-- WRITTEN INSTRUCTION --
What is the number of lines containing the word "Credit"? Please answer with that number and nothing more.
● ● ● ● ●
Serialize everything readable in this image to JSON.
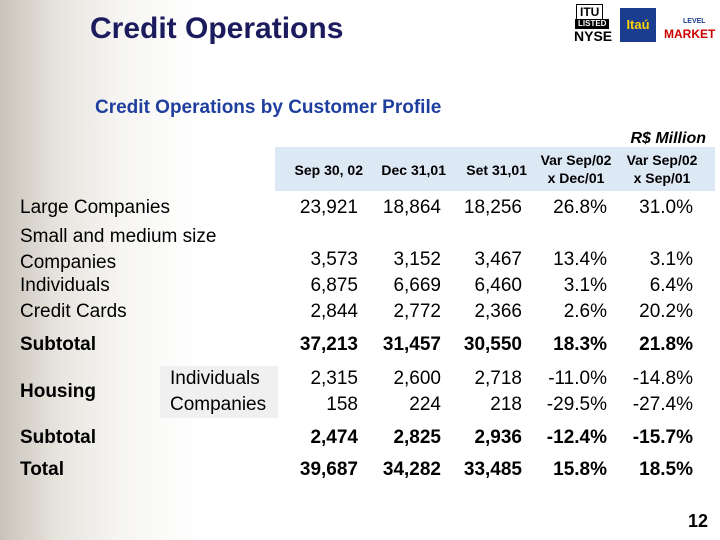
{
  "logos": {
    "itu": "ITU",
    "listed": "LISTED",
    "nyse": "NYSE",
    "itau": "Itaú",
    "level": "LEVEL",
    "market": "MARKET"
  },
  "title": "Credit Operations",
  "subtitle": "Credit Operations by Customer Profile",
  "unit": "R$ Million",
  "table": {
    "columns": [
      "Sep 30, 02",
      "Dec 31,01",
      "Set 31,01",
      "Var Sep/02 x Dec/01",
      "Var Sep/02 x Sep/01"
    ],
    "segments": [
      {
        "label": "Large Companies",
        "values": [
          "23,921",
          "18,864",
          "18,256",
          "26.8%",
          "31.0%"
        ]
      },
      {
        "label": "Small and medium size Companies",
        "values": [
          "3,573",
          "3,152",
          "3,467",
          "13.4%",
          "3.1%"
        ]
      },
      {
        "label": "Individuals",
        "values": [
          "6,875",
          "6,669",
          "6,460",
          "3.1%",
          "6.4%"
        ]
      },
      {
        "label": "Credit Cards",
        "values": [
          "2,844",
          "2,772",
          "2,366",
          "2.6%",
          "20.2%"
        ]
      }
    ],
    "subtotal": {
      "label": "Subtotal",
      "values": [
        "37,213",
        "31,457",
        "30,550",
        "18.3%",
        "21.8%"
      ]
    },
    "housing": {
      "label": "Housing",
      "rows": [
        {
          "label": "Individuals",
          "values": [
            "2,315",
            "2,600",
            "2,718",
            "-11.0%",
            "-14.8%"
          ]
        },
        {
          "label": "Companies",
          "values": [
            "158",
            "224",
            "218",
            "-29.5%",
            "-27.4%"
          ]
        }
      ]
    },
    "housing_subtotal": {
      "label": "Subtotal",
      "values": [
        "2,474",
        "2,825",
        "2,936",
        "-12.4%",
        "-15.7%"
      ]
    },
    "total": {
      "label": "Total",
      "values": [
        "39,687",
        "34,282",
        "33,485",
        "15.8%",
        "18.5%"
      ]
    }
  },
  "page_number": "12"
}
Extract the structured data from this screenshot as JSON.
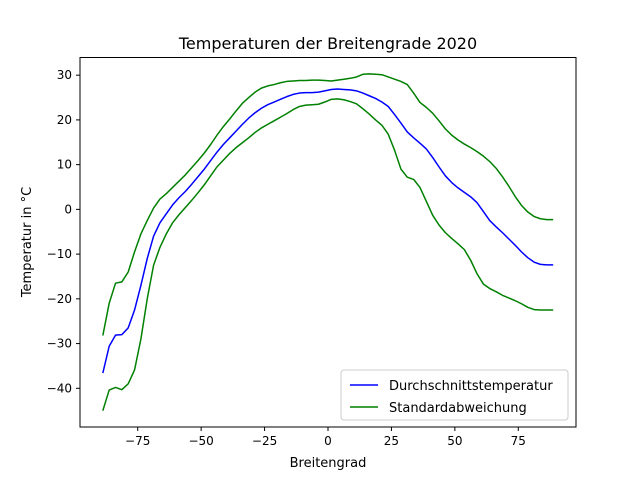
{
  "chart_data": {
    "type": "line",
    "title": "Temperaturen der Breitengrade 2020",
    "xlabel": "Breitengrad",
    "ylabel": "Temperatur in °C",
    "xlim": [
      -97.75,
      97.75
    ],
    "ylim": [
      -48.65,
      33.95
    ],
    "xticks": [
      -75,
      -50,
      -25,
      0,
      25,
      50,
      75
    ],
    "xtick_labels": [
      "−75",
      "−50",
      "−25",
      "0",
      "25",
      "50",
      "75"
    ],
    "yticks": [
      -40,
      -30,
      -20,
      -10,
      0,
      10,
      20,
      30
    ],
    "ytick_labels": [
      "−40",
      "−30",
      "−20",
      "−10",
      "0",
      "10",
      "20",
      "30"
    ],
    "grid": false,
    "legend": "lower-right",
    "x": [
      -88.75,
      -86.25,
      -83.75,
      -81.25,
      -78.75,
      -76.25,
      -73.75,
      -71.25,
      -68.75,
      -66.25,
      -63.75,
      -61.25,
      -58.75,
      -56.25,
      -53.75,
      -51.25,
      -48.75,
      -46.25,
      -43.75,
      -41.25,
      -38.75,
      -36.25,
      -33.75,
      -31.25,
      -28.75,
      -26.25,
      -23.75,
      -21.25,
      -18.75,
      -16.25,
      -13.75,
      -11.25,
      -8.75,
      -6.25,
      -3.75,
      -1.25,
      1.25,
      3.75,
      6.25,
      8.75,
      11.25,
      13.75,
      16.25,
      18.75,
      21.25,
      23.75,
      26.25,
      28.75,
      31.25,
      33.75,
      36.25,
      38.75,
      41.25,
      43.75,
      46.25,
      48.75,
      51.25,
      53.75,
      56.25,
      58.75,
      61.25,
      63.75,
      66.25,
      68.75,
      71.25,
      73.75,
      76.25,
      78.75,
      81.25,
      83.75,
      86.25,
      88.75
    ],
    "series": [
      {
        "name": "Durchschnittstemperatur",
        "color": "#0000ff",
        "values": [
          -36.6,
          -30.6,
          -28.1,
          -28.0,
          -26.5,
          -22.5,
          -17.0,
          -11.0,
          -6.0,
          -3.0,
          -1.0,
          1.0,
          2.6,
          4.0,
          5.6,
          7.3,
          9.0,
          10.9,
          12.8,
          14.5,
          16.0,
          17.5,
          19.0,
          20.4,
          21.6,
          22.6,
          23.4,
          24.0,
          24.6,
          25.2,
          25.7,
          26.0,
          26.1,
          26.1,
          26.2,
          26.5,
          26.8,
          26.9,
          26.8,
          26.7,
          26.5,
          26.0,
          25.4,
          24.8,
          24.0,
          23.0,
          21.2,
          19.3,
          17.3,
          16.0,
          14.8,
          13.5,
          11.6,
          9.5,
          7.5,
          6.0,
          4.8,
          3.8,
          2.8,
          1.5,
          -0.5,
          -2.5,
          -3.9,
          -5.2,
          -6.6,
          -8.0,
          -9.5,
          -10.8,
          -11.8,
          -12.3,
          -12.4,
          -12.4
        ]
      },
      {
        "name": "Standardabweichung",
        "color": "#008000",
        "values": [
          -28.2,
          -21.0,
          -16.5,
          -16.2,
          -14.0,
          -9.5,
          -5.5,
          -2.5,
          0.3,
          2.3,
          3.5,
          4.9,
          6.3,
          7.7,
          9.3,
          10.9,
          12.6,
          14.5,
          16.6,
          18.5,
          20.2,
          22.0,
          23.7,
          25.0,
          26.2,
          27.1,
          27.6,
          27.9,
          28.3,
          28.6,
          28.7,
          28.8,
          28.8,
          28.9,
          28.9,
          28.8,
          28.7,
          28.9,
          29.1,
          29.3,
          29.6,
          30.2,
          30.3,
          30.2,
          30.1,
          29.6,
          29.1,
          28.6,
          27.9,
          26.0,
          23.9,
          22.8,
          21.5,
          19.8,
          18.0,
          16.6,
          15.5,
          14.6,
          13.8,
          12.9,
          11.9,
          10.7,
          9.2,
          7.3,
          5.2,
          2.9,
          0.9,
          -0.6,
          -1.6,
          -2.1,
          -2.3,
          -2.3
        ]
      },
      {
        "name": "",
        "color": "#008000",
        "values": [
          -45.0,
          -40.4,
          -39.8,
          -40.3,
          -39.0,
          -35.9,
          -29.0,
          -20.0,
          -12.5,
          -8.5,
          -5.5,
          -3.0,
          -1.2,
          0.4,
          2.0,
          3.7,
          5.5,
          7.5,
          9.5,
          11.0,
          12.5,
          13.8,
          14.9,
          16.0,
          17.2,
          18.2,
          19.0,
          19.8,
          20.6,
          21.4,
          22.3,
          23.0,
          23.3,
          23.4,
          23.5,
          24.0,
          24.6,
          24.7,
          24.5,
          24.1,
          23.6,
          22.5,
          21.3,
          20.0,
          18.8,
          16.8,
          13.2,
          9.0,
          7.2,
          6.7,
          4.9,
          1.8,
          -1.3,
          -3.5,
          -5.2,
          -6.5,
          -7.7,
          -9.0,
          -11.4,
          -14.4,
          -16.7,
          -17.7,
          -18.4,
          -19.2,
          -19.8,
          -20.4,
          -21.1,
          -21.9,
          -22.4,
          -22.5,
          -22.5,
          -22.5
        ]
      }
    ]
  }
}
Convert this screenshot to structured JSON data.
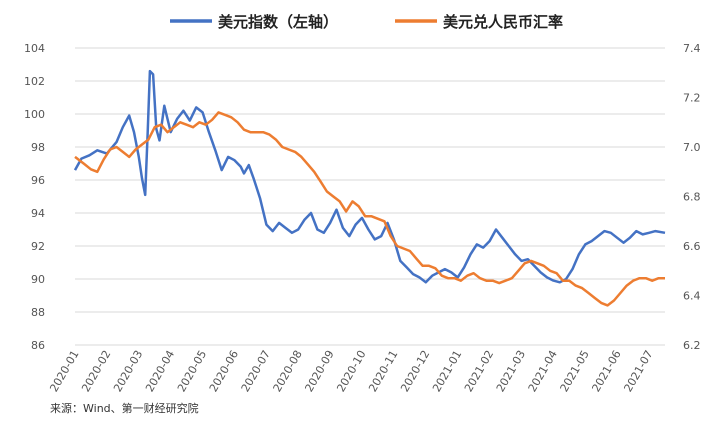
{
  "chart_data": {
    "type": "line",
    "title": "",
    "legend": [
      {
        "name": "美元指数（左轴）",
        "color": "#4472C4"
      },
      {
        "name": "美元兑人民币汇率",
        "color": "#ED7D31"
      }
    ],
    "x_tick_labels": [
      "2020-01",
      "2020-02",
      "2020-03",
      "2020-04",
      "2020-05",
      "2020-06",
      "2020-07",
      "2020-08",
      "2020-09",
      "2020-10",
      "2020-11",
      "2020-12",
      "2021-01",
      "2021-02",
      "2021-03",
      "2021-04",
      "2021-05",
      "2021-06",
      "2021-07"
    ],
    "left_axis": {
      "min": 86,
      "max": 104,
      "ticks": [
        "86",
        "88",
        "90",
        "92",
        "94",
        "96",
        "98",
        "100",
        "102",
        "104"
      ]
    },
    "right_axis": {
      "min": 6.2,
      "max": 7.4,
      "ticks": [
        "6.2",
        "6.4",
        "6.6",
        "6.8",
        "7.0",
        "7.2",
        "7.4"
      ]
    },
    "series": [
      {
        "name": "美元指数（左轴）",
        "axis": "left",
        "color": "#4472C4",
        "x": [
          0,
          0.2,
          0.45,
          0.7,
          1.0,
          1.3,
          1.5,
          1.7,
          1.85,
          2.0,
          2.1,
          2.2,
          2.28,
          2.35,
          2.45,
          2.55,
          2.65,
          2.8,
          3.0,
          3.2,
          3.4,
          3.6,
          3.8,
          4.0,
          4.2,
          4.4,
          4.6,
          4.8,
          5.0,
          5.2,
          5.3,
          5.45,
          5.6,
          5.8,
          6.0,
          6.2,
          6.4,
          6.6,
          6.8,
          7.0,
          7.2,
          7.4,
          7.6,
          7.8,
          8.0,
          8.2,
          8.4,
          8.6,
          8.8,
          9.0,
          9.2,
          9.4,
          9.6,
          9.8,
          10.0,
          10.2,
          10.4,
          10.6,
          10.8,
          11.0,
          11.2,
          11.4,
          11.6,
          11.8,
          12.0,
          12.2,
          12.4,
          12.6,
          12.8,
          13.0,
          13.2,
          13.4,
          13.6,
          13.8,
          14.0,
          14.2,
          14.4,
          14.6,
          14.8,
          15.0,
          15.2,
          15.4,
          15.6,
          15.8,
          16.0,
          16.2,
          16.4,
          16.6,
          16.8,
          17.0,
          17.2,
          17.4,
          17.6,
          17.8,
          18.0,
          18.2,
          18.5
        ],
        "values": [
          96.6,
          97.3,
          97.5,
          97.8,
          97.6,
          98.3,
          99.2,
          99.9,
          98.9,
          97.4,
          96.1,
          95.1,
          98.9,
          102.6,
          102.4,
          99.1,
          98.4,
          100.5,
          98.9,
          99.7,
          100.2,
          99.6,
          100.4,
          100.1,
          98.9,
          97.8,
          96.6,
          97.4,
          97.2,
          96.8,
          96.4,
          96.9,
          96.1,
          94.9,
          93.3,
          92.9,
          93.4,
          93.1,
          92.8,
          93.0,
          93.6,
          94.0,
          93.0,
          92.8,
          93.4,
          94.2,
          93.1,
          92.6,
          93.3,
          93.7,
          93.0,
          92.4,
          92.6,
          93.4,
          92.4,
          91.1,
          90.7,
          90.3,
          90.1,
          89.8,
          90.2,
          90.4,
          90.6,
          90.4,
          90.1,
          90.7,
          91.5,
          92.1,
          91.9,
          92.3,
          93.0,
          92.5,
          92.0,
          91.5,
          91.1,
          91.2,
          90.8,
          90.4,
          90.1,
          89.9,
          89.8,
          90.0,
          90.6,
          91.5,
          92.1,
          92.3,
          92.6,
          92.9,
          92.8,
          92.5,
          92.2,
          92.5,
          92.9,
          92.7,
          92.8,
          92.9,
          92.8
        ]
      },
      {
        "name": "美元兑人民币汇率",
        "axis": "right",
        "color": "#ED7D31",
        "x": [
          0,
          0.3,
          0.5,
          0.7,
          0.9,
          1.1,
          1.3,
          1.5,
          1.7,
          1.9,
          2.1,
          2.3,
          2.5,
          2.7,
          2.9,
          3.1,
          3.3,
          3.5,
          3.7,
          3.9,
          4.1,
          4.3,
          4.5,
          4.7,
          4.9,
          5.1,
          5.3,
          5.5,
          5.7,
          5.9,
          6.1,
          6.3,
          6.5,
          6.7,
          6.9,
          7.1,
          7.3,
          7.5,
          7.7,
          7.9,
          8.1,
          8.3,
          8.5,
          8.7,
          8.9,
          9.1,
          9.3,
          9.5,
          9.7,
          9.9,
          10.1,
          10.3,
          10.5,
          10.7,
          10.9,
          11.1,
          11.3,
          11.5,
          11.7,
          11.9,
          12.1,
          12.3,
          12.5,
          12.7,
          12.9,
          13.1,
          13.3,
          13.5,
          13.7,
          13.9,
          14.1,
          14.3,
          14.5,
          14.7,
          14.9,
          15.1,
          15.3,
          15.5,
          15.7,
          15.9,
          16.1,
          16.3,
          16.5,
          16.7,
          16.9,
          17.1,
          17.3,
          17.5,
          17.7,
          17.9,
          18.1,
          18.3,
          18.5
        ],
        "values": [
          6.96,
          6.93,
          6.91,
          6.9,
          6.95,
          6.99,
          7.0,
          6.98,
          6.96,
          6.99,
          7.01,
          7.03,
          7.08,
          7.09,
          7.06,
          7.08,
          7.1,
          7.09,
          7.08,
          7.1,
          7.09,
          7.11,
          7.14,
          7.13,
          7.12,
          7.1,
          7.07,
          7.06,
          7.06,
          7.06,
          7.05,
          7.03,
          7.0,
          6.99,
          6.98,
          6.96,
          6.93,
          6.9,
          6.86,
          6.82,
          6.8,
          6.78,
          6.74,
          6.78,
          6.76,
          6.72,
          6.72,
          6.71,
          6.7,
          6.64,
          6.6,
          6.59,
          6.58,
          6.55,
          6.52,
          6.52,
          6.51,
          6.48,
          6.47,
          6.47,
          6.46,
          6.48,
          6.49,
          6.47,
          6.46,
          6.46,
          6.45,
          6.46,
          6.47,
          6.5,
          6.53,
          6.54,
          6.53,
          6.52,
          6.5,
          6.49,
          6.46,
          6.46,
          6.44,
          6.43,
          6.41,
          6.39,
          6.37,
          6.36,
          6.38,
          6.41,
          6.44,
          6.46,
          6.47,
          6.47,
          6.46,
          6.47,
          6.47
        ]
      }
    ]
  },
  "source": "来源：Wind、第一财经研究院"
}
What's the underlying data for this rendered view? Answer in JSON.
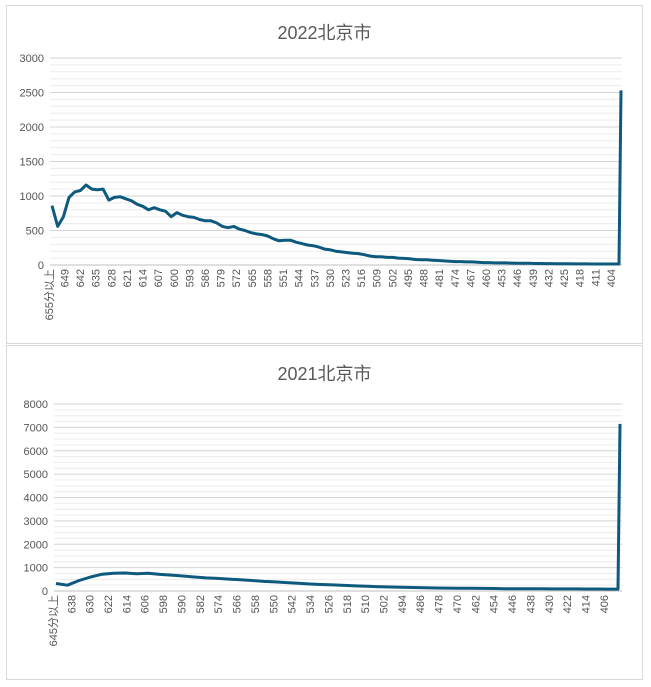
{
  "chart_data": [
    {
      "type": "line",
      "title": "2022北京市",
      "xlabel": "",
      "ylabel": "",
      "ylim": [
        0,
        3000
      ],
      "yticks": [
        "0",
        "500",
        "1000",
        "1500",
        "2000",
        "2500",
        "3000"
      ],
      "x_tick_labels": [
        "655分以上",
        "649",
        "642",
        "635",
        "628",
        "621",
        "614",
        "607",
        "600",
        "593",
        "586",
        "579",
        "572",
        "565",
        "558",
        "551",
        "544",
        "537",
        "530",
        "523",
        "516",
        "509",
        "502",
        "495",
        "488",
        "481",
        "474",
        "467",
        "460",
        "453",
        "446",
        "439",
        "432",
        "425",
        "418",
        "411",
        "404"
      ],
      "grid": true,
      "color": "#0e5a7e",
      "series": [
        {
          "values_by_score": [
            [
              655,
              860
            ],
            [
              654,
              560
            ],
            [
              653,
              700
            ],
            [
              652,
              980
            ],
            [
              651,
              1060
            ],
            [
              650,
              1080
            ],
            [
              649,
              1160
            ],
            [
              648,
              1100
            ],
            [
              647,
              1090
            ],
            [
              646,
              1100
            ],
            [
              645,
              940
            ],
            [
              644,
              980
            ],
            [
              643,
              990
            ],
            [
              642,
              960
            ],
            [
              641,
              930
            ],
            [
              640,
              880
            ],
            [
              639,
              850
            ],
            [
              638,
              800
            ],
            [
              637,
              830
            ],
            [
              636,
              800
            ],
            [
              635,
              780
            ],
            [
              634,
              700
            ],
            [
              633,
              760
            ],
            [
              632,
              720
            ],
            [
              631,
              700
            ],
            [
              630,
              690
            ],
            [
              629,
              660
            ],
            [
              628,
              640
            ],
            [
              627,
              640
            ],
            [
              626,
              610
            ],
            [
              625,
              560
            ],
            [
              624,
              540
            ],
            [
              623,
              560
            ],
            [
              622,
              520
            ],
            [
              621,
              500
            ],
            [
              620,
              470
            ],
            [
              619,
              450
            ],
            [
              618,
              440
            ],
            [
              617,
              420
            ],
            [
              616,
              380
            ],
            [
              615,
              350
            ],
            [
              614,
              360
            ],
            [
              613,
              360
            ],
            [
              612,
              330
            ],
            [
              611,
              310
            ],
            [
              610,
              290
            ],
            [
              609,
              280
            ],
            [
              608,
              260
            ],
            [
              607,
              230
            ],
            [
              606,
              220
            ],
            [
              605,
              200
            ],
            [
              604,
              190
            ],
            [
              603,
              180
            ],
            [
              602,
              170
            ],
            [
              601,
              165
            ],
            [
              600,
              150
            ],
            [
              599,
              130
            ],
            [
              598,
              120
            ],
            [
              597,
              120
            ],
            [
              596,
              110
            ],
            [
              595,
              110
            ],
            [
              594,
              100
            ],
            [
              593,
              95
            ],
            [
              592,
              90
            ],
            [
              591,
              80
            ],
            [
              590,
              75
            ],
            [
              589,
              75
            ],
            [
              588,
              70
            ],
            [
              587,
              65
            ],
            [
              586,
              60
            ],
            [
              585,
              55
            ],
            [
              584,
              50
            ],
            [
              583,
              50
            ],
            [
              582,
              45
            ],
            [
              581,
              45
            ],
            [
              580,
              40
            ],
            [
              579,
              35
            ],
            [
              578,
              35
            ],
            [
              577,
              30
            ],
            [
              576,
              30
            ],
            [
              575,
              30
            ],
            [
              574,
              28
            ],
            [
              573,
              26
            ],
            [
              572,
              25
            ],
            [
              571,
              24
            ],
            [
              570,
              22
            ],
            [
              569,
              22
            ],
            [
              568,
              20
            ],
            [
              567,
              20
            ],
            [
              566,
              18
            ],
            [
              565,
              18
            ],
            [
              564,
              17
            ],
            [
              563,
              16
            ],
            [
              562,
              16
            ],
            [
              561,
              16
            ],
            [
              560,
              15
            ],
            [
              559,
              15
            ],
            [
              558,
              15
            ],
            [
              557,
              14
            ],
            [
              556,
              14
            ]
          ],
          "final_value": 2530
        }
      ]
    },
    {
      "type": "line",
      "title": "2021北京市",
      "xlabel": "",
      "ylabel": "",
      "ylim": [
        0,
        8000
      ],
      "yticks": [
        "0",
        "1000",
        "2000",
        "3000",
        "4000",
        "5000",
        "6000",
        "7000",
        "8000"
      ],
      "x_tick_labels": [
        "645分以上",
        "638",
        "630",
        "622",
        "614",
        "606",
        "598",
        "590",
        "582",
        "574",
        "566",
        "558",
        "550",
        "542",
        "534",
        "526",
        "518",
        "510",
        "502",
        "494",
        "486",
        "478",
        "470",
        "462",
        "454",
        "446",
        "438",
        "430",
        "422",
        "414",
        "406"
      ],
      "grid": true,
      "color": "#0e5a7e",
      "series": [
        {
          "values_by_score": [
            [
              645,
              320
            ],
            [
              640,
              250
            ],
            [
              635,
              450
            ],
            [
              630,
              600
            ],
            [
              625,
              720
            ],
            [
              620,
              760
            ],
            [
              615,
              770
            ],
            [
              610,
              740
            ],
            [
              605,
              760
            ],
            [
              600,
              710
            ],
            [
              595,
              680
            ],
            [
              590,
              640
            ],
            [
              585,
              600
            ],
            [
              580,
              560
            ],
            [
              575,
              540
            ],
            [
              570,
              510
            ],
            [
              565,
              480
            ],
            [
              560,
              450
            ],
            [
              555,
              410
            ],
            [
              550,
              390
            ],
            [
              545,
              360
            ],
            [
              540,
              330
            ],
            [
              535,
              300
            ],
            [
              530,
              280
            ],
            [
              525,
              260
            ],
            [
              520,
              240
            ],
            [
              515,
              220
            ],
            [
              510,
              200
            ],
            [
              505,
              185
            ],
            [
              500,
              170
            ],
            [
              495,
              160
            ],
            [
              490,
              150
            ],
            [
              485,
              140
            ],
            [
              480,
              130
            ],
            [
              475,
              125
            ],
            [
              470,
              120
            ],
            [
              465,
              115
            ],
            [
              460,
              110
            ],
            [
              455,
              105
            ],
            [
              450,
              100
            ],
            [
              445,
              100
            ],
            [
              440,
              95
            ],
            [
              435,
              95
            ],
            [
              430,
              90
            ],
            [
              425,
              90
            ],
            [
              420,
              88
            ],
            [
              415,
              86
            ],
            [
              410,
              85
            ],
            [
              405,
              80
            ],
            [
              403,
              80
            ]
          ],
          "final_value": 7150
        }
      ]
    }
  ]
}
● ● ● ● ●
-- ANSWER TO THE TASK --
3